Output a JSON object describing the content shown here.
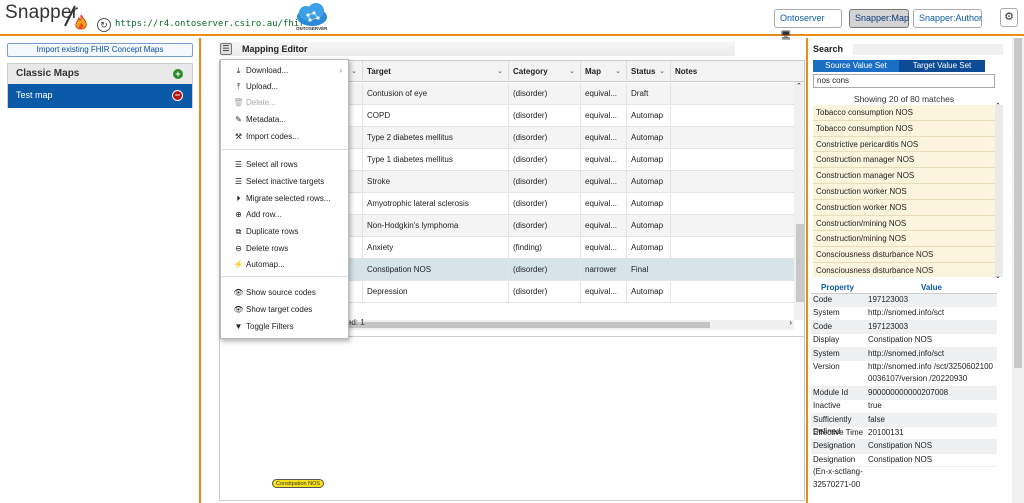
{
  "header": {
    "logo_text": "Snapper",
    "server_url": "https://r4.ontoserver.csiro.au/fhir",
    "ontoserver_label": "ONTOSERVER",
    "buttons": [
      "Ontoserver",
      "Snapper:Map",
      "Snapper:Author"
    ]
  },
  "left": {
    "import_label": "Import existing FHIR Concept Maps",
    "section_title": "Classic Maps",
    "maps": [
      "Test map"
    ]
  },
  "editor": {
    "title": "Mapping Editor",
    "columns": [
      "Target",
      "Category",
      "Map",
      "Status",
      "Notes"
    ],
    "rows": [
      [
        "Contusion of eye",
        "(disorder)",
        "equival...",
        "Draft",
        ""
      ],
      [
        "COPD",
        "(disorder)",
        "equival...",
        "Automap",
        ""
      ],
      [
        "Type 2 diabetes mellitus",
        "(disorder)",
        "equival...",
        "Automap",
        ""
      ],
      [
        "Type 1 diabetes mellitus",
        "(disorder)",
        "equival...",
        "Automap",
        ""
      ],
      [
        "Stroke",
        "(disorder)",
        "equival...",
        "Automap",
        ""
      ],
      [
        "Amyotrophic lateral sclerosis",
        "(disorder)",
        "equival...",
        "Automap",
        ""
      ],
      [
        "Non-Hodgkin's lymphoma",
        "(disorder)",
        "equival...",
        "Automap",
        ""
      ],
      [
        "Anxiety",
        "(finding)",
        "equival...",
        "Automap",
        ""
      ],
      [
        "Constipation NOS",
        "(disorder)",
        "narrower",
        "Final",
        ""
      ],
      [
        "Depression",
        "(disorder)",
        "equival...",
        "Automap",
        ""
      ]
    ],
    "selected_text": "elected: 1",
    "tag_label": "Constipation NOS"
  },
  "menu": {
    "items": [
      {
        "icon": "⤓",
        "label": "Download..."
      },
      {
        "icon": "⤒",
        "label": "Upload..."
      },
      {
        "icon": "🗑",
        "label": "Delete..."
      },
      {
        "icon": "✎",
        "label": "Metadata..."
      },
      {
        "icon": "⚒",
        "label": "Import codes..."
      },
      {
        "icon": "☰",
        "label": "Select all rows"
      },
      {
        "icon": "☰",
        "label": "Select inactive targets"
      },
      {
        "icon": "⏵",
        "label": "Migrate selected rows..."
      },
      {
        "icon": "⊕",
        "label": "Add row..."
      },
      {
        "icon": "⧉",
        "label": "Duplicate rows"
      },
      {
        "icon": "⊖",
        "label": "Delete rows"
      },
      {
        "icon": "⚡",
        "label": "Automap..."
      },
      {
        "icon": "👁",
        "label": "Show source codes"
      },
      {
        "icon": "👁",
        "label": "Show target codes"
      },
      {
        "icon": "▼",
        "label": "Toggle Filters"
      }
    ]
  },
  "search": {
    "title": "Search",
    "tabs": [
      "Source Value Set",
      "Target Value Set"
    ],
    "query": "nos cons",
    "match_count": "Showing 20 of 80 matches",
    "results": [
      "Tobacco consumption NOS",
      "Tobacco consumption NOS",
      "Constrictive pericarditis NOS",
      "Construction manager NOS",
      "Construction manager NOS",
      "Construction worker NOS",
      "Construction worker NOS",
      "Construction/mining NOS",
      "Construction/mining NOS",
      "Consciousness disturbance NOS",
      "Consciousness disturbance NOS"
    ],
    "prop_headers": [
      "Property",
      "Value"
    ],
    "properties": [
      [
        "Code",
        "197123003"
      ],
      [
        "System",
        "http://snomed.info/sct"
      ],
      [
        "Code",
        "197123003"
      ],
      [
        "Display",
        "Constipation NOS"
      ],
      [
        "System",
        "http://snomed.info/sct"
      ],
      [
        "Version",
        "http://snomed.info /sct/32506021000036107/version /20220930"
      ],
      [
        "Module Id",
        "900000000000207008"
      ],
      [
        "Inactive",
        "true"
      ],
      [
        "Sufficiently Defined",
        "false"
      ],
      [
        "Effective Time",
        "20100131"
      ],
      [
        "Designation",
        "Constipation NOS"
      ],
      [
        "Designation (En-x-sctlang-32570271-00",
        "Constipation NOS"
      ]
    ]
  },
  "colors": {
    "accent_orange": "#e88d1c",
    "primary_blue": "#0b5aa8",
    "highlight_yellow": "#f7f01a"
  }
}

**WHAT THE EXERCISE ASKS**
Any pictures should be dropped; transcribe the rest of the records above exactly.

**WORKED ANSWER**
Output a JSON object describing the content shown here.
{
  "header": {
    "logo_text": "Snapper",
    "server_url": "https://r4.ontoserver.csiro.au/fhir",
    "ontoserver_label": "ONTOSERVER",
    "buttons": [
      "Ontoserver",
      "Snapper:Map",
      "Snapper:Author"
    ]
  },
  "left": {
    "import_label": "Import existing FHIR Concept Maps",
    "section_title": "Classic Maps",
    "maps": [
      "Test map"
    ]
  },
  "editor": {
    "title": "Mapping Editor",
    "columns": [
      "Target",
      "Category",
      "Map",
      "Status",
      "Notes"
    ],
    "rows": [
      [
        "Contusion of eye",
        "(disorder)",
        "equival...",
        "Draft",
        ""
      ],
      [
        "COPD",
        "(disorder)",
        "equival...",
        "Automap",
        ""
      ],
      [
        "Type 2 diabetes mellitus",
        "(disorder)",
        "equival...",
        "Automap",
        ""
      ],
      [
        "Type 1 diabetes mellitus",
        "(disorder)",
        "equival...",
        "Automap",
        ""
      ],
      [
        "Stroke",
        "(disorder)",
        "equival...",
        "Automap",
        ""
      ],
      [
        "Amyotrophic lateral sclerosis",
        "(disorder)",
        "equival...",
        "Automap",
        ""
      ],
      [
        "Non-Hodgkin's lymphoma",
        "(disorder)",
        "equival...",
        "Automap",
        ""
      ],
      [
        "Anxiety",
        "(finding)",
        "equival...",
        "Automap",
        ""
      ],
      [
        "Constipation NOS",
        "(disorder)",
        "narrower",
        "Final",
        ""
      ],
      [
        "Depression",
        "(disorder)",
        "equival...",
        "Automap",
        ""
      ]
    ],
    "selected_text": "elected: 1",
    "tag_label": "Constipation NOS"
  },
  "menu": {
    "items": [
      {
        "icon": "⤓",
        "label": "Download..."
      },
      {
        "icon": "⤒",
        "label": "Upload..."
      },
      {
        "icon": "🗑",
        "label": "Delete..."
      },
      {
        "icon": "✎",
        "label": "Metadata..."
      },
      {
        "icon": "⚒",
        "label": "Import codes..."
      },
      {
        "icon": "☰",
        "label": "Select all rows"
      },
      {
        "icon": "☰",
        "label": "Select inactive targets"
      },
      {
        "icon": "⏵",
        "label": "Migrate selected rows..."
      },
      {
        "icon": "⊕",
        "label": "Add row..."
      },
      {
        "icon": "⧉",
        "label": "Duplicate rows"
      },
      {
        "icon": "⊖",
        "label": "Delete rows"
      },
      {
        "icon": "⚡",
        "label": "Automap..."
      },
      {
        "icon": "👁",
        "label": "Show source codes"
      },
      {
        "icon": "👁",
        "label": "Show target codes"
      },
      {
        "icon": "▼",
        "label": "Toggle Filters"
      }
    ]
  },
  "search": {
    "title": "Search",
    "tabs": [
      "Source Value Set",
      "Target Value Set"
    ],
    "query": "nos cons",
    "match_count": "Showing 20 of 80 matches",
    "results": [
      "Tobacco consumption NOS",
      "Tobacco consumption NOS",
      "Constrictive pericarditis NOS",
      "Construction manager NOS",
      "Construction manager NOS",
      "Construction worker NOS",
      "Construction worker NOS",
      "Construction/mining NOS",
      "Construction/mining NOS",
      "Consciousness disturbance NOS",
      "Consciousness disturbance NOS"
    ],
    "prop_headers": [
      "Property",
      "Value"
    ],
    "properties": [
      [
        "Code",
        "197123003"
      ],
      [
        "System",
        "http://snomed.info/sct"
      ],
      [
        "Code",
        "197123003"
      ],
      [
        "Display",
        "Constipation NOS"
      ],
      [
        "System",
        "http://snomed.info/sct"
      ],
      [
        "Version",
        "http://snomed.info /sct/32506021000036107/version /20220930"
      ],
      [
        "Module Id",
        "900000000000207008"
      ],
      [
        "Inactive",
        "true"
      ],
      [
        "Sufficiently Defined",
        "false"
      ],
      [
        "Effective Time",
        "20100131"
      ],
      [
        "Designation",
        "Constipation NOS"
      ],
      [
        "Designation (En-x-sctlang-32570271-00",
        "Constipation NOS"
      ]
    ]
  },
  "colors": {
    "accent_orange": "#e88d1c",
    "primary_blue": "#0b5aa8",
    "highlight_yellow": "#f7f01a"
  }
}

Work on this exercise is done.